* [What the task requires] Every record that follows should be printed verbatim.

* [Materials provided]
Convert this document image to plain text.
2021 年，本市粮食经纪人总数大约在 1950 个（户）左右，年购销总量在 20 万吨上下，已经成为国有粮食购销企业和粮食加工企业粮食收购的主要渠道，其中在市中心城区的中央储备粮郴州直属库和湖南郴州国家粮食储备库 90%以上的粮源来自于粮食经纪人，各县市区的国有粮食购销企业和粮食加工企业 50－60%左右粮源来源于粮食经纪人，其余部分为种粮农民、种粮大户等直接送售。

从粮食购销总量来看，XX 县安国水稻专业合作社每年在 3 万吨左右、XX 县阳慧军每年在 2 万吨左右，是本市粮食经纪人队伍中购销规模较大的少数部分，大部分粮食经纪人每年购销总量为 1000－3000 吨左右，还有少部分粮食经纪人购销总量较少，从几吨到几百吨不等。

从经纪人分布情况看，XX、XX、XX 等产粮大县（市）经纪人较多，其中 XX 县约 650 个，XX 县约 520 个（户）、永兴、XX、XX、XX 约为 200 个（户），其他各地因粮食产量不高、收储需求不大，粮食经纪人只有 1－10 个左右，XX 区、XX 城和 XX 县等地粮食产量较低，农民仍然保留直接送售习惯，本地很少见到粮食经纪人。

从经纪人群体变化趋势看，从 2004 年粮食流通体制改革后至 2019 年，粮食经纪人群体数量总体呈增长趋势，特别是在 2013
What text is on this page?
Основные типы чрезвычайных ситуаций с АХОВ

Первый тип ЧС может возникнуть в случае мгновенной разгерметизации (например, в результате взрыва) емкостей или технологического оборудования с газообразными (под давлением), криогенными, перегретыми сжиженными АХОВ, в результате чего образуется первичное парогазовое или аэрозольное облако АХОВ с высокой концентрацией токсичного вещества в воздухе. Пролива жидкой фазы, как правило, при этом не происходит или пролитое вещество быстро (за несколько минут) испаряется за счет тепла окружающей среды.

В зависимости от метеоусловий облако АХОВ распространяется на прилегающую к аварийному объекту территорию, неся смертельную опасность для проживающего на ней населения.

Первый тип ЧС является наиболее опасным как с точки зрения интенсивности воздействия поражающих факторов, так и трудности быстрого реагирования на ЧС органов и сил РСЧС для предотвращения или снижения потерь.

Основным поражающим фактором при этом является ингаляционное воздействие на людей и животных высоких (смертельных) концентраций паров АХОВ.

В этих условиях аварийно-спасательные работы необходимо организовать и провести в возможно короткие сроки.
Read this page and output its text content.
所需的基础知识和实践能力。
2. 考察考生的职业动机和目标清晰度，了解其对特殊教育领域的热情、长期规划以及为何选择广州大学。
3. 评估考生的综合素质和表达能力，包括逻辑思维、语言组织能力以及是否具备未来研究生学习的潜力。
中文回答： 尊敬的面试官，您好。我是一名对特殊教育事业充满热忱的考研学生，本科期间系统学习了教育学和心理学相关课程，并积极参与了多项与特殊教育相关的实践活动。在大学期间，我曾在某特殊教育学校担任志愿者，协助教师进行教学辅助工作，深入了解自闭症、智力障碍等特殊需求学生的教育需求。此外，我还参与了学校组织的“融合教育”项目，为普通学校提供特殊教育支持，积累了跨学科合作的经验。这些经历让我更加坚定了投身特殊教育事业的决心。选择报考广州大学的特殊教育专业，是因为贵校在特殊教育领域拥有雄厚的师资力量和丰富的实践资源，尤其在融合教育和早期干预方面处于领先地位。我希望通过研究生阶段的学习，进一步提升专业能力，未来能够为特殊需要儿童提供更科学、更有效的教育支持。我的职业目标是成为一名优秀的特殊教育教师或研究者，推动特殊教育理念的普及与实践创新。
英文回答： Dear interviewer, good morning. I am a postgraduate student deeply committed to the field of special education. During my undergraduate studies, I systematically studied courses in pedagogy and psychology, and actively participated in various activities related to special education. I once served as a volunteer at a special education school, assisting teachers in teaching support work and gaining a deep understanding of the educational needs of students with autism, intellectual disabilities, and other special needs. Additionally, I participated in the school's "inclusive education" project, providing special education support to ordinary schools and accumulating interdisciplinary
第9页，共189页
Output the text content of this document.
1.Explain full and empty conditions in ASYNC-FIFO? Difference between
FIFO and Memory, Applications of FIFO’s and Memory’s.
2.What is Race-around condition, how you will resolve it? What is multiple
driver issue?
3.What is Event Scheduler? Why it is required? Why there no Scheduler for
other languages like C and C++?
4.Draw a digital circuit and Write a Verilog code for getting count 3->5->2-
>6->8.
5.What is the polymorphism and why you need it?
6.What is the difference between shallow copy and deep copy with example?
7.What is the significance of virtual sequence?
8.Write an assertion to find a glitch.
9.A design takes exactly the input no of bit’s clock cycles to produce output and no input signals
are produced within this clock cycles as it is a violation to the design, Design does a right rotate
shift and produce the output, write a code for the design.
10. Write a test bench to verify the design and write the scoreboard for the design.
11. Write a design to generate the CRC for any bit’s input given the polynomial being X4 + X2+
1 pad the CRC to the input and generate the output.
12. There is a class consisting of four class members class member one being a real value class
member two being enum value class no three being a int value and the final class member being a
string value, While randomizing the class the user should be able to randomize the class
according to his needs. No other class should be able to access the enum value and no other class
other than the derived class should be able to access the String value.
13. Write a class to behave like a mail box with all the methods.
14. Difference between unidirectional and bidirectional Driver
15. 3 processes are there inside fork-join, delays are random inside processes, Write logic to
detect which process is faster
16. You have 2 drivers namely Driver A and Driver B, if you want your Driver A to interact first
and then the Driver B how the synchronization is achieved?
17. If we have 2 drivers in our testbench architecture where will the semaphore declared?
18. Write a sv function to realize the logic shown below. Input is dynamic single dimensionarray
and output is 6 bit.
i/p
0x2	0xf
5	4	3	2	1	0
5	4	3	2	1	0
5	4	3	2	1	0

* [Final result]
Convert this document image to plain text.
2021 年，本市粮食经纪人总数大约在 1950 个（户）左右，年购销总量在 20 万吨上下，已经成为国有粮食购销企业和粮食加工企业粮食收购的主要渠道，其中在市中心城区的中央储备粮郴州直属库和湖南郴州国家粮食储备库 90%以上的粮源来自于粮食经纪人，各县市区的国有粮食购销企业和粮食加工企业 50－60%左右粮源来源于粮食经纪人，其余部分为种粮农民、种粮大户等直接送售。

从粮食购销总量来看，XX 县安国水稻专业合作社每年在 3 万吨左右、XX 县阳慧军每年在 2 万吨左右，是本市粮食经纪人队伍中购销规模较大的少数部分，大部分粮食经纪人每年购销总量为 1000－3000 吨左右，还有少部分粮食经纪人购销总量较少，从几吨到几百吨不等。

从经纪人分布情况看，XX、XX、XX 等产粮大县（市）经纪人较多，其中 XX 县约 650 个，XX 县约 520 个（户）、永兴、XX、XX、XX 约为 200 个（户），其他各地因粮食产量不高、收储需求不大，粮食经纪人只有 1－10 个左右，XX 区、XX 城和 XX 县等地粮食产量较低，农民仍然保留直接送售习惯，本地很少见到粮食经纪人。

从经纪人群体变化趋势看，从 2004 年粮食流通体制改革后至 2019 年，粮食经纪人群体数量总体呈增长趋势，特别是在 2013
What text is on this page?
Основные типы чрезвычайных ситуаций с АХОВ

Первый тип ЧС может возникнуть в случае мгновенной разгерметизации (например, в результате взрыва) емкостей или технологического оборудования с газообразными (под давлением), криогенными, перегретыми сжиженными АХОВ, в результате чего образуется первичное парогазовое или аэрозольное облако АХОВ с высокой концентрацией токсичного вещества в воздухе. Пролива жидкой фазы, как правило, при этом не происходит или пролитое вещество быстро (за несколько минут) испаряется за счет тепла окружающей среды.

В зависимости от метеоусловий облако АХОВ распространяется на прилегающую к аварийному объекту территорию, неся смертельную опасность для проживающего на ней населения.

Первый тип ЧС является наиболее опасным как с точки зрения интенсивности воздействия поражающих факторов, так и трудности быстрого реагирования на ЧС органов и сил РСЧС для предотвращения или снижения потерь.

Основным поражающим фактором при этом является ингаляционное воздействие на людей и животных высоких (смертельных) концентраций паров АХОВ.

В этих условиях аварийно-спасательные работы необходимо организовать и провести в возможно короткие сроки.
Read this page and output its text content.
所需的基础知识和实践能力。
2. 考察考生的职业动机和目标清晰度，了解其对特殊教育领域的热情、长期规划以及为何选择广州大学。
3. 评估考生的综合素质和表达能力，包括逻辑思维、语言组织能力以及是否具备未来研究生学习的潜力。
中文回答： 尊敬的面试官，您好。我是一名对特殊教育事业充满热忱的考研学生，本科期间系统学习了教育学和心理学相关课程，并积极参与了多项与特殊教育相关的实践活动。在大学期间，我曾在某特殊教育学校担任志愿者，协助教师进行教学辅助工作，深入了解自闭症、智力障碍等特殊需求学生的教育需求。此外，我还参与了学校组织的“融合教育”项目，为普通学校提供特殊教育支持，积累了跨学科合作的经验。这些经历让我更加坚定了投身特殊教育事业的决心。选择报考广州大学的特殊教育专业，是因为贵校在特殊教育领域拥有雄厚的师资力量和丰富的实践资源，尤其在融合教育和早期干预方面处于领先地位。我希望通过研究生阶段的学习，进一步提升专业能力，未来能够为特殊需要儿童提供更科学、更有效的教育支持。我的职业目标是成为一名优秀的特殊教育教师或研究者，推动特殊教育理念的普及与实践创新。
英文回答： Dear interviewer, good morning. I am a postgraduate student deeply committed to the field of special education. During my undergraduate studies, I systematically studied courses in pedagogy and psychology, and actively participated in various activities related to special education. I once served as a volunteer at a special education school, assisting teachers in teaching support work and gaining a deep understanding of the educational needs of students with autism, intellectual disabilities, and other special needs. Additionally, I participated in the school's "inclusive education" project, providing special education support to ordinary schools and accumulating interdisciplinary
第9页，共189页
Output the text content of this document.
1.Explain full and empty conditions in ASYNC-FIFO? Difference between
FIFO and Memory, Applications of FIFO’s and Memory’s.
2.What is Race-around condition, how you will resolve it? What is multiple
driver issue?
3.What is Event Scheduler? Why it is required? Why there no Scheduler for
other languages like C and C++?
4.Draw a digital circuit and Write a Verilog code for getting count 3->5->2-
>6->8.
5.What is the polymorphism and why you need it?
6.What is the difference between shallow copy and deep copy with example?
7.What is the significance of virtual sequence?
8.Write an assertion to find a glitch.
9.A design takes exactly the input no of bit’s clock cycles to produce output and no input signals
are produced within this clock cycles as it is a violation to the design, Design does a right rotate
shift and produce the output, write a code for the design.
10. Write a test bench to verify the design and write the scoreboard for the design.
11. Write a design to generate the CRC for any bit’s input given the polynomial being X4 + X2+
1 pad the CRC to the input and generate the output.
12. There is a class consisting of four class members class member one being a real value class
member two being enum value class no three being a int value and the final class member being a
string value, While randomizing the class the user should be able to randomize the class
according to his needs. No other class should be able to access the enum value and no other class
other than the derived class should be able to access the String value.
13. Write a class to behave like a mail box with all the methods.
14. Difference between unidirectional and bidirectional Driver
15. 3 processes are there inside fork-join, delays are random inside processes, Write logic to
detect which process is faster
16. You have 2 drivers namely Driver A and Driver B, if you want your Driver A to interact first
and then the Driver B how the synchronization is achieved?
17. If we have 2 drivers in our testbench architecture where will the semaphore declared?
18. Write a sv function to realize the logic shown below. Input is dynamic single dimensionarray
and output is 6 bit.
i/p
0x2	0xf
5	4	3	2	1	0
5	4	3	2	1	0
5	4	3	2	1	0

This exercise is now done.